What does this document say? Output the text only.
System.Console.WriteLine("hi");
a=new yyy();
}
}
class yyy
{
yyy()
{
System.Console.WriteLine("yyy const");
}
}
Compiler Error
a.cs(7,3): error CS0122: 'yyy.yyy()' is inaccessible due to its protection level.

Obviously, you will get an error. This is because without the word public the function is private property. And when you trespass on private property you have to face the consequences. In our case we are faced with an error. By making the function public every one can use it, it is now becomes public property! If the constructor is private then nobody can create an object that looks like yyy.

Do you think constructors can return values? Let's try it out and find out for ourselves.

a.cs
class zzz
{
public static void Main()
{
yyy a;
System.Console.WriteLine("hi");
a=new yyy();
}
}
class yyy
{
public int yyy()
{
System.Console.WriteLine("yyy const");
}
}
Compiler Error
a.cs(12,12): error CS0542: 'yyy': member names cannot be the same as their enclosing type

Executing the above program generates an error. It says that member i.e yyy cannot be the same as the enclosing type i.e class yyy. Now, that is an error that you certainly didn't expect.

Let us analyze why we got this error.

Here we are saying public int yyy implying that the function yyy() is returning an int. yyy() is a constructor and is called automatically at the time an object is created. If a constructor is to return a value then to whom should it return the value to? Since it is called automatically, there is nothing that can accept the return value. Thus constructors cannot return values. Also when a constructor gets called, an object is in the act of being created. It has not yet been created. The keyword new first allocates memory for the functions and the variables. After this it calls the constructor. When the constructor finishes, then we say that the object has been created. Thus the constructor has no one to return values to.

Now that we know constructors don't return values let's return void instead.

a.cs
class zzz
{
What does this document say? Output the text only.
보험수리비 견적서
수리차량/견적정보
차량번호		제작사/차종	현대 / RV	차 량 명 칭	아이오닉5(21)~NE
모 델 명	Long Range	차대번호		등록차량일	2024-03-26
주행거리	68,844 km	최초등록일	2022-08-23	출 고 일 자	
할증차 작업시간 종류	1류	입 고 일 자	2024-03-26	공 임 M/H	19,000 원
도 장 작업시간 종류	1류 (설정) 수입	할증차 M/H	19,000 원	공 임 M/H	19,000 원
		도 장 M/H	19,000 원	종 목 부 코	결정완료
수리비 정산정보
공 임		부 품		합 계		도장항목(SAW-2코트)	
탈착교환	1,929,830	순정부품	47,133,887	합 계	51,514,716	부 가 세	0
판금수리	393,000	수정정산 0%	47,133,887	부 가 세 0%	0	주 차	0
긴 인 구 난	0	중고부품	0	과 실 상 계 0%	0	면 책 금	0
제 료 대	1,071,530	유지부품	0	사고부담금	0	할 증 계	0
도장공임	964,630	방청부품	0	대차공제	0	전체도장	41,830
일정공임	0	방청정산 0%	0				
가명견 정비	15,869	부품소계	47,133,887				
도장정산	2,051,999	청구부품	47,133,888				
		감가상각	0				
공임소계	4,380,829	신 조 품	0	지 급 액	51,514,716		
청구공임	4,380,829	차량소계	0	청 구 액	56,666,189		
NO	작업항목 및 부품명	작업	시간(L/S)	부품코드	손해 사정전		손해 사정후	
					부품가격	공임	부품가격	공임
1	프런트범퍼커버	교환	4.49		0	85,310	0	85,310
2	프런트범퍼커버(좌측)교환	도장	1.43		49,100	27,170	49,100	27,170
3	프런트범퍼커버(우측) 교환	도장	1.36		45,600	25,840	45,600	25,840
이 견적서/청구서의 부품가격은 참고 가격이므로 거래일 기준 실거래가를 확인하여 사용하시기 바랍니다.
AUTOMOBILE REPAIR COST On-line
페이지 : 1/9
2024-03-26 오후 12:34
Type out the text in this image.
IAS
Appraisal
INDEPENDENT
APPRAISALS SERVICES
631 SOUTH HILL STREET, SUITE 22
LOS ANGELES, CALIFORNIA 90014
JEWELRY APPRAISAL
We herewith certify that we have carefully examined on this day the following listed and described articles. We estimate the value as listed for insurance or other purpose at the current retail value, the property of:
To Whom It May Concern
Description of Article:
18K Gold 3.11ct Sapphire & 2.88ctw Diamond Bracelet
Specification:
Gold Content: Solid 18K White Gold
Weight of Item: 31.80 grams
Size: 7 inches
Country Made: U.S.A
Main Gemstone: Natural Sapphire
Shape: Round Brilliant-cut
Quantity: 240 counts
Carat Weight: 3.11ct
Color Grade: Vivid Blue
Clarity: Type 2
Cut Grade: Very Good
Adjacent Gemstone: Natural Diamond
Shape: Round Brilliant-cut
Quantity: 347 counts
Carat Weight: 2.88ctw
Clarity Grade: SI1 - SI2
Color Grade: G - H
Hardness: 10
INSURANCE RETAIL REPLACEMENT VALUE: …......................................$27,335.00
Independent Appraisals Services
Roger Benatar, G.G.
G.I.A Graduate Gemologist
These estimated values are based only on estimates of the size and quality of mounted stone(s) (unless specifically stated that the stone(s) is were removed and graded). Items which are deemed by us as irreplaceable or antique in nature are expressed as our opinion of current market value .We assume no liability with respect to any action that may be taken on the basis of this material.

○ ○ ○ ○

* _Short exercise_
Give the complete listing a second time, exactly as it reads.

* _Exercise output_
What does this document say? Output the text only.
System.Console.WriteLine("hi");
a=new yyy();
}
}
class yyy
{
yyy()
{
System.Console.WriteLine("yyy const");
}
}
Compiler Error
a.cs(7,3): error CS0122: 'yyy.yyy()' is inaccessible due to its protection level.

Obviously, you will get an error. This is because without the word public the function is private property. And when you trespass on private property you have to face the consequences. In our case we are faced with an error. By making the function public every one can use it, it is now becomes public property! If the constructor is private then nobody can create an object that looks like yyy.

Do you think constructors can return values? Let's try it out and find out for ourselves.

a.cs
class zzz
{
public static void Main()
{
yyy a;
System.Console.WriteLine("hi");
a=new yyy();
}
}
class yyy
{
public int yyy()
{
System.Console.WriteLine("yyy const");
}
}
Compiler Error
a.cs(12,12): error CS0542: 'yyy': member names cannot be the same as their enclosing type

Executing the above program generates an error. It says that member i.e yyy cannot be the same as the enclosing type i.e class yyy. Now, that is an error that you certainly didn't expect.

Let us analyze why we got this error.

Here we are saying public int yyy implying that the function yyy() is returning an int. yyy() is a constructor and is called automatically at the time an object is created. If a constructor is to return a value then to whom should it return the value to? Since it is called automatically, there is nothing that can accept the return value. Thus constructors cannot return values. Also when a constructor gets called, an object is in the act of being created. It has not yet been created. The keyword new first allocates memory for the functions and the variables. After this it calls the constructor. When the constructor finishes, then we say that the object has been created. Thus the constructor has no one to return values to.

Now that we know constructors don't return values let's return void instead.

a.cs
class zzz
{
What does this document say? Output the text only.
보험수리비 견적서
수리차량/견적정보
차량번호		제작사/차종	현대 / RV	차 량 명 칭	아이오닉5(21)~NE
모 델 명	Long Range	차대번호		등록차량일	2024-03-26
주행거리	68,844 km	최초등록일	2022-08-23	출 고 일 자	
할증차 작업시간 종류	1류	입 고 일 자	2024-03-26	공 임 M/H	19,000 원
도 장 작업시간 종류	1류 (설정) 수입	할증차 M/H	19,000 원	공 임 M/H	19,000 원
		도 장 M/H	19,000 원	종 목 부 코	결정완료
수리비 정산정보
공 임		부 품		합 계		도장항목(SAW-2코트)	
탈착교환	1,929,830	순정부품	47,133,887	합 계	51,514,716	부 가 세	0
판금수리	393,000	수정정산 0%	47,133,887	부 가 세 0%	0	주 차	0
긴 인 구 난	0	중고부품	0	과 실 상 계 0%	0	면 책 금	0
제 료 대	1,071,530	유지부품	0	사고부담금	0	할 증 계	0
도장공임	964,630	방청부품	0	대차공제	0	전체도장	41,830
일정공임	0	방청정산 0%	0				
가명견 정비	15,869	부품소계	47,133,887				
도장정산	2,051,999	청구부품	47,133,888				
		감가상각	0				
공임소계	4,380,829	신 조 품	0	지 급 액	51,514,716		
청구공임	4,380,829	차량소계	0	청 구 액	56,666,189		
NO	작업항목 및 부품명	작업	시간(L/S)	부품코드	손해 사정전		손해 사정후	
					부품가격	공임	부품가격	공임
1	프런트범퍼커버	교환	4.49		0	85,310	0	85,310
2	프런트범퍼커버(좌측)교환	도장	1.43		49,100	27,170	49,100	27,170
3	프런트범퍼커버(우측) 교환	도장	1.36		45,600	25,840	45,600	25,840
이 견적서/청구서의 부품가격은 참고 가격이므로 거래일 기준 실거래가를 확인하여 사용하시기 바랍니다.
AUTOMOBILE REPAIR COST On-line
페이지 : 1/9
2024-03-26 오후 12:34
Type out the text in this image.
IAS
Appraisal
INDEPENDENT
APPRAISALS SERVICES
631 SOUTH HILL STREET, SUITE 22
LOS ANGELES, CALIFORNIA 90014
JEWELRY APPRAISAL
We herewith certify that we have carefully examined on this day the following listed and described articles. We estimate the value as listed for insurance or other purpose at the current retail value, the property of:
To Whom It May Concern
Description of Article:
18K Gold 3.11ct Sapphire & 2.88ctw Diamond Bracelet
Specification:
Gold Content: Solid 18K White Gold
Weight of Item: 31.80 grams
Size: 7 inches
Country Made: U.S.A
Main Gemstone: Natural Sapphire
Shape: Round Brilliant-cut
Quantity: 240 counts
Carat Weight: 3.11ct
Color Grade: Vivid Blue
Clarity: Type 2
Cut Grade: Very Good
Adjacent Gemstone: Natural Diamond
Shape: Round Brilliant-cut
Quantity: 347 counts
Carat Weight: 2.88ctw
Clarity Grade: SI1 - SI2
Color Grade: G - H
Hardness: 10
INSURANCE RETAIL REPLACEMENT VALUE: …......................................$27,335.00
Independent Appraisals Services
Roger Benatar, G.G.
G.I.A Graduate Gemologist
These estimated values are based only on estimates of the size and quality of mounted stone(s) (unless specifically stated that the stone(s) is were removed and graded). Items which are deemed by us as irreplaceable or antique in nature are expressed as our opinion of current market value .We assume no liability with respect to any action that may be taken on the basis of this material.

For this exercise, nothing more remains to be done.